[Collected data entries]
*****
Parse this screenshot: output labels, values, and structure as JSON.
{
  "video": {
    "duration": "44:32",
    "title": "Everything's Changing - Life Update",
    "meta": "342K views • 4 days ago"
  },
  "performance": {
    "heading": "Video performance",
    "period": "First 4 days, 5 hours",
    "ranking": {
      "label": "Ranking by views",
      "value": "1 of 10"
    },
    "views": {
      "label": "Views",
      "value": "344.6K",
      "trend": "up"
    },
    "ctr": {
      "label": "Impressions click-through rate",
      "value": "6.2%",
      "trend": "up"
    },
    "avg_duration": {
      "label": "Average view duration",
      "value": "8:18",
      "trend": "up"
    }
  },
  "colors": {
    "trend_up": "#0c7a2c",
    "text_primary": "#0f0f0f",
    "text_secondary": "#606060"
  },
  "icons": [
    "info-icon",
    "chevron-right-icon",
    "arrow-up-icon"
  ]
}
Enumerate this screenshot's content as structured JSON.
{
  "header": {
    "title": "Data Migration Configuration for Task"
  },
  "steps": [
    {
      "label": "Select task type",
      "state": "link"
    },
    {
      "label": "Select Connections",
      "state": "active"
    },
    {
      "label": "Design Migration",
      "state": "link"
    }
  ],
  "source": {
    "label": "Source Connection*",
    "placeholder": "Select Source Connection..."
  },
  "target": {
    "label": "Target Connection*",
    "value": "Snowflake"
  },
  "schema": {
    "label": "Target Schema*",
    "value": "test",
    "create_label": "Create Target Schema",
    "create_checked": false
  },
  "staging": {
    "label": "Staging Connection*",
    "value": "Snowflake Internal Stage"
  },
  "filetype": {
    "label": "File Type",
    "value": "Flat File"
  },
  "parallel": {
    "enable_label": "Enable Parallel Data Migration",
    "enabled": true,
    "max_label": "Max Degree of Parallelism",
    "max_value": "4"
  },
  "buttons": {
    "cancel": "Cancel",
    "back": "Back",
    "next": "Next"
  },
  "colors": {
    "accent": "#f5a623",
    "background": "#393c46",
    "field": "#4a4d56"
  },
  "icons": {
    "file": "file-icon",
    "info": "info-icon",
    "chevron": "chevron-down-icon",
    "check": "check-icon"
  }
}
*****
From the data, pick out every line that includes "Snowflake".

→ SOLUTION TO THIS PROBLEM
    "value": "Snowflake"
    "value": "Snowflake Internal Stage"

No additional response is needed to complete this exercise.